Problem to solve:
Please answer these questions from the FACS facility text below:
1. How many lasers does the Becton-Dickinson LSRII have?
2. For how long can the FACSDiva and FlowJo dongles be leased?
3. What are the facility's operation hours?

Selected text:
== Segment start ==

Fluorescence Activated Cell Sorting (FACS) Facility

Background

The Facility currently operates 2 Becton-Dickinson FACSAria II for cell sorting and analysis. These machines have 3 or 5 air-cooled lasers and are capable of performing 9 – 12 colour flow cytometry analyses, 2- and 4-way bulk sorting to tubes, and single-cell sorting to well plates (ranging from 6 to 96 wells) or microscope slides. The sorts can be done in aseptic conditions and the cells are suitable for culture. In addition, the Facility runs 1 Becton-Dickinson LSRII for analysis with 5 lasers so that users can perform 10-colour analyses. The acquisition of another FACS analyzer is also being considered to meet the increasing demand of users.

Key Operator
Michelle Mok micmok@nus.edu.sg 12N Bench 11

We are able to answer all enquiries on:

  • Sample preparation requirements
  • Instrument configuration and set-up (including custom filter configuration)
  • Suitability of fluorochrome combinations
  • Application support
    • Compensation
    • Cell sorting
    • Immunophenotyping / Cell signaling
    • Cell cycle analysis
    • Apoptosis Assays (Annexin V, Caspase, Cyanine dyes etc)
    • Cell Proliferation (BrdU, EdU, PKH26, CFSE)
    • Stem Cell Side Population
    • Calcium Flux
    • Reactive Oxygen Species (ROS)
    • Drug Uptake / Phagocytosis
  • FACSDiva and FlowJo software

We have FACSDiva (for Windows XP) and FlowJo (for Macintosh/ Windows) dongles available for lease (3 hours). The dongles will allow you to install and analyse your data on your own computer. Please contact Michelle.

CSI FACS Facility Access Policy

Operation Hours

  • 8:30am to 9pm (Monday – Friday, excluding public holiday)

== Segment end ==

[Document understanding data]
== Segment start ==

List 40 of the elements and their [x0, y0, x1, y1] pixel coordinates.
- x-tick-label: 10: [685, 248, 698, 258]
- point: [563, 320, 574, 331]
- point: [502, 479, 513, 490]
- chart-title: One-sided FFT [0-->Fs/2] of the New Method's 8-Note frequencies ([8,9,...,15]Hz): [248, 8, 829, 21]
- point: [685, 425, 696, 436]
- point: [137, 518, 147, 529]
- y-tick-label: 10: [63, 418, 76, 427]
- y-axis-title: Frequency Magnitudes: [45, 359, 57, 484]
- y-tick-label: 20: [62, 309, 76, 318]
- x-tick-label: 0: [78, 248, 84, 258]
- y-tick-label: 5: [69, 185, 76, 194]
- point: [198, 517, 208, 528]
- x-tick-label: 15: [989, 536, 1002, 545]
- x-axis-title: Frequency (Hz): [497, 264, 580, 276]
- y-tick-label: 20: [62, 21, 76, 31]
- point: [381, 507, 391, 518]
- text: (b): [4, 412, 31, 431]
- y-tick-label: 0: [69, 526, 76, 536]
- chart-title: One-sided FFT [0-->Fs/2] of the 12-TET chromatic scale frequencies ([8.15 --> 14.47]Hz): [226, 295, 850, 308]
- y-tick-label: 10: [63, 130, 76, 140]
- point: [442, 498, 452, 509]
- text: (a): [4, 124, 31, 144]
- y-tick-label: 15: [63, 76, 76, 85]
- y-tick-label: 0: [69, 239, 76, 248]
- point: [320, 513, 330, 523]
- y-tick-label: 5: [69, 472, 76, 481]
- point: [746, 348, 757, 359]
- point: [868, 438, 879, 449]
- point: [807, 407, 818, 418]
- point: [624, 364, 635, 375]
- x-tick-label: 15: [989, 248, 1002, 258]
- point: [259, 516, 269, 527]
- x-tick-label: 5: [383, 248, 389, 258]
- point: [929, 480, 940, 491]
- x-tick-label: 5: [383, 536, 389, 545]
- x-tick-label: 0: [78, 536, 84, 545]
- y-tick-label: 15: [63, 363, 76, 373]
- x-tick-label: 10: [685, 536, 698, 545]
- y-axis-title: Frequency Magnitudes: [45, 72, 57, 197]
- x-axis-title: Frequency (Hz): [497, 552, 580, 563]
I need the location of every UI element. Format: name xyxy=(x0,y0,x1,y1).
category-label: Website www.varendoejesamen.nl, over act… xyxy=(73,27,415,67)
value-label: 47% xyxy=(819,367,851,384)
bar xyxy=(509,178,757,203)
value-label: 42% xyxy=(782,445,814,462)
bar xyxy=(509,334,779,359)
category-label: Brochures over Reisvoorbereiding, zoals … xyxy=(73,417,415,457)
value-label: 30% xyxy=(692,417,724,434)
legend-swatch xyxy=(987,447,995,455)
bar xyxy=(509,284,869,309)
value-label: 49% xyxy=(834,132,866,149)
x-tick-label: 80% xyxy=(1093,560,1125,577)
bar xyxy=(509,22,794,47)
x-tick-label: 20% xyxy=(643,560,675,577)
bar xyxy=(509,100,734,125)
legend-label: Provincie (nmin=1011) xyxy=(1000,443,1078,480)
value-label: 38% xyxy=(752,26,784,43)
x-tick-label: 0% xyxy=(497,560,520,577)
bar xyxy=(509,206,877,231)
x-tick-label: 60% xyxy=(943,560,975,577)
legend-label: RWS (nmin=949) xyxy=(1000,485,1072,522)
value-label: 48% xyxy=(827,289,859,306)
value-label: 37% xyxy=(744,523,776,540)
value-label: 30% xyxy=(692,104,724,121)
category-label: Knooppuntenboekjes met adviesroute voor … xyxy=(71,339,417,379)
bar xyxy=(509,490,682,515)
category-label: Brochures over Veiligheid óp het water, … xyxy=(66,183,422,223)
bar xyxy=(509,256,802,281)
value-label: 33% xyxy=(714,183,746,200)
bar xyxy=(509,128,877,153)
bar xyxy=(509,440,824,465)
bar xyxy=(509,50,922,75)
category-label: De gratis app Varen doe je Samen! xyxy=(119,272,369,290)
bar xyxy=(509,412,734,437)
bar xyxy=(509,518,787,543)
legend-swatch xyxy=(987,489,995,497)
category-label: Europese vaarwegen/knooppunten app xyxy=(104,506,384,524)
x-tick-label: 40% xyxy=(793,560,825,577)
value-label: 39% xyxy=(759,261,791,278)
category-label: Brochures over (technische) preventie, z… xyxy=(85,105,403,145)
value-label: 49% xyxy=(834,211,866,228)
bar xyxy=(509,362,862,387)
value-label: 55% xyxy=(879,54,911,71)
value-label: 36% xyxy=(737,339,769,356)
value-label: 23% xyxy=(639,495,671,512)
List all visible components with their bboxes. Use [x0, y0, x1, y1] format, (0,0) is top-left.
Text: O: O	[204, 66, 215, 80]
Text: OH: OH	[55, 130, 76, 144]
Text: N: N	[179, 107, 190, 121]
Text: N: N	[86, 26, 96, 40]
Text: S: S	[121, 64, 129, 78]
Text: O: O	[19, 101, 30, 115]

== Segment end ==

Response box:
1. 5 lasers
2. 3 hours
3. 8:30am to 9pm, Monday to Friday, excluding public holidays